Engineering lower inhibitor affinities in β-D-xylosidase

Zhanmin Fan, Ling Yuan, Douglas B. Jordan, Kurt Wagschal, Chamroeun Heng, Jay D. Braker

Research output: Contribution to journalArticlepeer-review

19 Scopus citations


β-D-Xylosidase catalyzes hydrolysis of xylooligosaccharides to D-xylose residues. The enzyme, SXA from Selenomonas ruminantium, is the most active catalyst known for the reaction; however, its activity is inhibited by D-xylose and D-glucose (Ki values of ∼10-2M). Higher Ki's could enhance enzyme performance in lignocellulose saccharification processes for bioethanol production. We report here the development of a two-tier high-throughput screen where the 1° screen selects for activity (active/inactive screen) and the 2° screen selects for a higher Ki(D-xylose) and its subsequent use in screening ∼5,900 members of an SXA enzyme library prepared using error-prone PCR. In one variant, termed SXAC3, Ki(D-xylose) is threefold and Ki(D-glucose) is twofold that of wild-type SXA. C3 contains four amino acid mutations, and one of these, W145G, is responsible for most of the lost affinity for the monosaccharides. Experiments that probe the active site with ligands that bind only to subsite -1 or subsite +1 indicate that the changed affinity stems from changed affinity for D-xylose in subsite +1 and not in subsite -1 of the two-subsite active site. Trp145 is 6 Å from the active site, and its side chain contacts three active-site residues, two in subsite +1 and one in subsite -1.

*The problem*
Please transcribe the whole β-D-xylosidase text word for word. The records below the text come from a separate source.

*Excerpted data*
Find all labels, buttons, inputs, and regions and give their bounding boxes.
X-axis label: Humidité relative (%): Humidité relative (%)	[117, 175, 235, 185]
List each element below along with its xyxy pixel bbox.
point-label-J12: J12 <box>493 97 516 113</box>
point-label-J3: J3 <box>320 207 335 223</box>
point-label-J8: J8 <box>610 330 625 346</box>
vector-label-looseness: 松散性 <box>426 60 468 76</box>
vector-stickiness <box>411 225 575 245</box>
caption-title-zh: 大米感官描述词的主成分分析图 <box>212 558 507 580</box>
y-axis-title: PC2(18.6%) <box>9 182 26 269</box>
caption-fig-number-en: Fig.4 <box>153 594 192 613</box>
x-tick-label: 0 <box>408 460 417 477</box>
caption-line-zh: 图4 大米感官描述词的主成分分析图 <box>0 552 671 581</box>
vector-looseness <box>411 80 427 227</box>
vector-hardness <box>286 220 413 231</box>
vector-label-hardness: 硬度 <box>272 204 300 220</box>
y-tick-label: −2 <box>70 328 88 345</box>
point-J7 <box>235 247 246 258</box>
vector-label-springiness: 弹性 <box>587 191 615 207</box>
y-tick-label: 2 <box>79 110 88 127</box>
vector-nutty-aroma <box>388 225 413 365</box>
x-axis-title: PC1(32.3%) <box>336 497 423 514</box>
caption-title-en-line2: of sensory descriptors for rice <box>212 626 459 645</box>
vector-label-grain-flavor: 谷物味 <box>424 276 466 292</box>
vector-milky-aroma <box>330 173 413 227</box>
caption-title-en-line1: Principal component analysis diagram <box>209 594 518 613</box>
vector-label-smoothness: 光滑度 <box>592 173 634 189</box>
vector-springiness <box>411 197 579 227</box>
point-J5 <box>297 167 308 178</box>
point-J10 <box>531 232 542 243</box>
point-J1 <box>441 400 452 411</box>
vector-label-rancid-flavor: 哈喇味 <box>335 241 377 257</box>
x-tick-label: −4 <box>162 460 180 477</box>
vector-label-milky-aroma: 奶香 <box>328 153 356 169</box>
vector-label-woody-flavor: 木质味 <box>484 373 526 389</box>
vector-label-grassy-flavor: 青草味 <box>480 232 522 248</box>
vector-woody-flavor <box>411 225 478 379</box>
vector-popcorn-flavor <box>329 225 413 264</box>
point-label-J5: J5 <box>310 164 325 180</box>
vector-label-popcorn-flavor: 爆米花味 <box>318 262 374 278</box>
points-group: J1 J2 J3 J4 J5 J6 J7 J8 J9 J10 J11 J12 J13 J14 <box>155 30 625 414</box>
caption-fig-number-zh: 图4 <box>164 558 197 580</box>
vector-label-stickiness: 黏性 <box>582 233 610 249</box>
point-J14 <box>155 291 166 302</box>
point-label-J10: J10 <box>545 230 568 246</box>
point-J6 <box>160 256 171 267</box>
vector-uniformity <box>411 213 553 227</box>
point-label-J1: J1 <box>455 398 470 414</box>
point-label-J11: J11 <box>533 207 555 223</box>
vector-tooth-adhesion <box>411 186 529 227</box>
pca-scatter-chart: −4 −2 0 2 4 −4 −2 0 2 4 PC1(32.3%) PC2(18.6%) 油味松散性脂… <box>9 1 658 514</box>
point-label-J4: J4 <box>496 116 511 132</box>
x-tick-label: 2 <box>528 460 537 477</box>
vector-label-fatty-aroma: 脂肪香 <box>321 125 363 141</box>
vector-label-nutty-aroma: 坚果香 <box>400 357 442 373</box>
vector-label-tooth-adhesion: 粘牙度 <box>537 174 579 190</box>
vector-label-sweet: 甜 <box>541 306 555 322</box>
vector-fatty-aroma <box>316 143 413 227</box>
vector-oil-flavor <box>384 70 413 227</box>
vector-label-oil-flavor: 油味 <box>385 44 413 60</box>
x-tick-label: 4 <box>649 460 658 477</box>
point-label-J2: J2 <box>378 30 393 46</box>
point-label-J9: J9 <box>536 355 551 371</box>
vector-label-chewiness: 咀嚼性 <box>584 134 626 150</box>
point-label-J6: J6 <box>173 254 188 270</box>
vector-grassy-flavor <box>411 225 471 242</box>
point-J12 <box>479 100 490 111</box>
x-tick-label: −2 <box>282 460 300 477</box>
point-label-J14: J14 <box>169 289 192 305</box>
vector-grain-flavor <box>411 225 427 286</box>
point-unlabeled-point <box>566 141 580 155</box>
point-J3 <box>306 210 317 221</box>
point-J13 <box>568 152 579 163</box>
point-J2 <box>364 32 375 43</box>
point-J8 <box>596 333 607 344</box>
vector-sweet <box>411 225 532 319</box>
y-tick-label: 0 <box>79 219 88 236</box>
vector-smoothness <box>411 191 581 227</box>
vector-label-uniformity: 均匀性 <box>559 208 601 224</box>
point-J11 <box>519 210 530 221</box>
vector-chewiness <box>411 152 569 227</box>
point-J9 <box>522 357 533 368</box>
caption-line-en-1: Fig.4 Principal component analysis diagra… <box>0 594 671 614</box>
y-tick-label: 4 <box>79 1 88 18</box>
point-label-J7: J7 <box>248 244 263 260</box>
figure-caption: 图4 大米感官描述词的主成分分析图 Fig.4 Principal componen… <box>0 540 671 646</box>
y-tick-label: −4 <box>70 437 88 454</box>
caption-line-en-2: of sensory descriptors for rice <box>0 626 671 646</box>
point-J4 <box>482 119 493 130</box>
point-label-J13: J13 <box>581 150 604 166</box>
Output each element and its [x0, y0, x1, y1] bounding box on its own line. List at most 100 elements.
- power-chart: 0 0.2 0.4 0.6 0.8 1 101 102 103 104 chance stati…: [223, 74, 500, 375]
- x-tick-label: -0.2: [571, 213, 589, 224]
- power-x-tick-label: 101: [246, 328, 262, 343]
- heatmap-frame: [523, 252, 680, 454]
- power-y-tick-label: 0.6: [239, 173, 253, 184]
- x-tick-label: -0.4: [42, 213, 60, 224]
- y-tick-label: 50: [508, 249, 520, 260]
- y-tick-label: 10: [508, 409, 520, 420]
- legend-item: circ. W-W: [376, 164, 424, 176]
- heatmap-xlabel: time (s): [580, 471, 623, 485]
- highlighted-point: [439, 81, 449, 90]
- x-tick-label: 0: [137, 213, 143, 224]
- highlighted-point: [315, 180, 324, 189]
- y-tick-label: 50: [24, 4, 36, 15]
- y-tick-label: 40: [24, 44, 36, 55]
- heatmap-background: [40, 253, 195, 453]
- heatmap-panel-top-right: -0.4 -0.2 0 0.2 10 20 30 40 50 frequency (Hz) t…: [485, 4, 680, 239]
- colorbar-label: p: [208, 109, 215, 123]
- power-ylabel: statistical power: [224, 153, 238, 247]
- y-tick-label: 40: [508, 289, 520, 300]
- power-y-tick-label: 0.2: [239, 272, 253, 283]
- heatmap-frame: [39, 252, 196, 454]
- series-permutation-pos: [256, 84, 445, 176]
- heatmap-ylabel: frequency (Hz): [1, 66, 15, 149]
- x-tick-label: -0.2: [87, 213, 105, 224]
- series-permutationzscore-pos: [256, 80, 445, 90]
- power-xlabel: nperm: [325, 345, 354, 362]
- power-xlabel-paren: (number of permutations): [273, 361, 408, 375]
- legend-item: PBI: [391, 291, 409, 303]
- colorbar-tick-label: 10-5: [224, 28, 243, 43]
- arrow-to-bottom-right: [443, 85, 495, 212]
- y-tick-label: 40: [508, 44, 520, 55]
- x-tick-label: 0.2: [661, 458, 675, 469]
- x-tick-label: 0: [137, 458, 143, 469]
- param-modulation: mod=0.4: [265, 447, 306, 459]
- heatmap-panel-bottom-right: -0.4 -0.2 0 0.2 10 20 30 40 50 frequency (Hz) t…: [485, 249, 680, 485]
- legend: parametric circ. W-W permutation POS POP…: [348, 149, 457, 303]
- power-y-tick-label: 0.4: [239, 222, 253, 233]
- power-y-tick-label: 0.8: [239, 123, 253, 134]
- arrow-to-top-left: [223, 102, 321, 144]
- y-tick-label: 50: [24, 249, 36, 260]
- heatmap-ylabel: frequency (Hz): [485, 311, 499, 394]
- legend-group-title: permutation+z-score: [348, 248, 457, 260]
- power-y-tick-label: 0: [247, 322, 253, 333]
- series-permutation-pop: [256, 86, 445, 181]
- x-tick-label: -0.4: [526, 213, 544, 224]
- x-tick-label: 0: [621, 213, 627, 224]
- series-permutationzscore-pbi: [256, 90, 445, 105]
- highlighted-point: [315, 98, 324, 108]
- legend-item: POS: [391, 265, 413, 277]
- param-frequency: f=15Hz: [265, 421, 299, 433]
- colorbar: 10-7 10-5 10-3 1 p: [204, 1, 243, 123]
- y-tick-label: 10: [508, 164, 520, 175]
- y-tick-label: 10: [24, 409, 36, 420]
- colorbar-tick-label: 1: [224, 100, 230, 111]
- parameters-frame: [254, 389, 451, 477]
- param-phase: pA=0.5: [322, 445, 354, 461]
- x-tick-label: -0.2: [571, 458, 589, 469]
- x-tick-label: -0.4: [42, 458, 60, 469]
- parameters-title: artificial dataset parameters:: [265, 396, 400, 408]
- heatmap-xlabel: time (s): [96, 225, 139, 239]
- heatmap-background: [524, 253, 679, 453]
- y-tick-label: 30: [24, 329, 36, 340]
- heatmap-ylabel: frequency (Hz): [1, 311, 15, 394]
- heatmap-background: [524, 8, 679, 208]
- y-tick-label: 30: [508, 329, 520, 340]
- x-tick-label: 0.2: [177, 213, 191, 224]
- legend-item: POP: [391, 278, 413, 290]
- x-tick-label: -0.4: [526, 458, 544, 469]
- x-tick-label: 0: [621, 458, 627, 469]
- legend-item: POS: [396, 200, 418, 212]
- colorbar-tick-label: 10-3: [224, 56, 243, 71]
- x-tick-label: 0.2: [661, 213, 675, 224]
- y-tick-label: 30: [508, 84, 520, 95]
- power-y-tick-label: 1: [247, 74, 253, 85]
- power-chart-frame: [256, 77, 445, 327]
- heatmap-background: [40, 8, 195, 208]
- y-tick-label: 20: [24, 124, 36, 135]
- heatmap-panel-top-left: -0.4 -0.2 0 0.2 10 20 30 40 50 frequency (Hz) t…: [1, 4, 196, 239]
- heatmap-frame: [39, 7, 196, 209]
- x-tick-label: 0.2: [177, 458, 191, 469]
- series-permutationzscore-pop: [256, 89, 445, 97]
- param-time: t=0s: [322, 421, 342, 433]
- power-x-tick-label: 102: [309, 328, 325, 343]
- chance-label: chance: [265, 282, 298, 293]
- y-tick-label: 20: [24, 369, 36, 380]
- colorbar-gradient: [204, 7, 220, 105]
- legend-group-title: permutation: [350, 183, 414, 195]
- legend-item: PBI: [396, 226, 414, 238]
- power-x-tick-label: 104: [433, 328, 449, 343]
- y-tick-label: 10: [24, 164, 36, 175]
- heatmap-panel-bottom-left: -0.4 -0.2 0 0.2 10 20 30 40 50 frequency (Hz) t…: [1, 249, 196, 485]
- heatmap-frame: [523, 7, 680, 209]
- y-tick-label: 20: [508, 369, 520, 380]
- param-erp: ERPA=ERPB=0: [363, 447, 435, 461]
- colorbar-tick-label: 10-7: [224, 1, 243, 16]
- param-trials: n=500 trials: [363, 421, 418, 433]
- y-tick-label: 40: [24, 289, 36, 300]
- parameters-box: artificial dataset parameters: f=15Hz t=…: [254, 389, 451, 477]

*Answer below*
Engineering lower inhibitor affinities in β-D-xylosidase

Zhanmin Fan, Ling Yuan, Douglas B. Jordan, Kurt Wagschal, Chamroeun Heng, Jay D. Braker

Research output: Contribution to journalArticlepeer-review

19 Scopus citations


β-D-Xylosidase catalyzes hydrolysis of xylooligosaccharides to D-xylose residues. The enzyme, SXA from Selenomonas ruminantium, is the most active catalyst known for the reaction; however, its activity is inhibited by D-xylose and D-glucose (Ki values of ∼10-2M). Higher Ki's could enhance enzyme performance in lignocellulose saccharification processes for bioethanol production. We report here the development of a two-tier high-throughput screen where the 1° screen selects for activity (active/inactive screen) and the 2° screen selects for a higher Ki(D-xylose) and its subsequent use in screening ∼5,900 members of an SXA enzyme library prepared using error-prone PCR. In one variant, termed SXAC3, Ki(D-xylose) is threefold and Ki(D-glucose) is twofold that of wild-type SXA. C3 contains four amino acid mutations, and one of these, W145G, is responsible for most of the lost affinity for the monosaccharides. Experiments that probe the active site with ligands that bind only to subsite -1 or subsite +1 indicate that the changed affinity stems from changed affinity for D-xylose in subsite +1 and not in subsite -1 of the two-subsite active site. Trp145 is 6 Å from the active site, and its side chain contacts three active-site residues, two in subsite +1 and one in subsite -1.